_Aim_
Repeat word for word the lines of the entries starting at the line containing "Text: N: N [66, 93, 78, 107]" and ending at the line containing "Bar [132, 92, 154, 108]", including both of those lines.

[Annotated region listings]
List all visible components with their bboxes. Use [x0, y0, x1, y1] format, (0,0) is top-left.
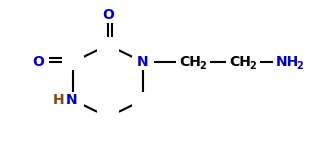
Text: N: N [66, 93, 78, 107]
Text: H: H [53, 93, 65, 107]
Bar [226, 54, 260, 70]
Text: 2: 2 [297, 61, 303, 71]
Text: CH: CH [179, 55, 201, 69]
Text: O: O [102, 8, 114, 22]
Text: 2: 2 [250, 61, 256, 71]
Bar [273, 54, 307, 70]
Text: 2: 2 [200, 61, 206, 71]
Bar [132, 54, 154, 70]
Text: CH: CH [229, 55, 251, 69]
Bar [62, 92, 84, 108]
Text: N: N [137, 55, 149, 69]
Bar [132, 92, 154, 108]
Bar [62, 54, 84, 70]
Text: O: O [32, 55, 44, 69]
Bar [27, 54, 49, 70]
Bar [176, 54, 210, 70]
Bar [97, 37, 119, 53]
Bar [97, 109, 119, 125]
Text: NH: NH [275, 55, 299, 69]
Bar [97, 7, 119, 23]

_The output_
Text: N: N [66, 93, 78, 107]
Text: H: H [53, 93, 65, 107]
Bar [226, 54, 260, 70]
Text: 2: 2 [297, 61, 303, 71]
Text: CH: CH [179, 55, 201, 69]
Text: O: O [102, 8, 114, 22]
Text: 2: 2 [250, 61, 256, 71]
Bar [273, 54, 307, 70]
Text: 2: 2 [200, 61, 206, 71]
Bar [132, 54, 154, 70]
Text: CH: CH [229, 55, 251, 69]
Bar [62, 92, 84, 108]
Text: N: N [137, 55, 149, 69]
Bar [132, 92, 154, 108]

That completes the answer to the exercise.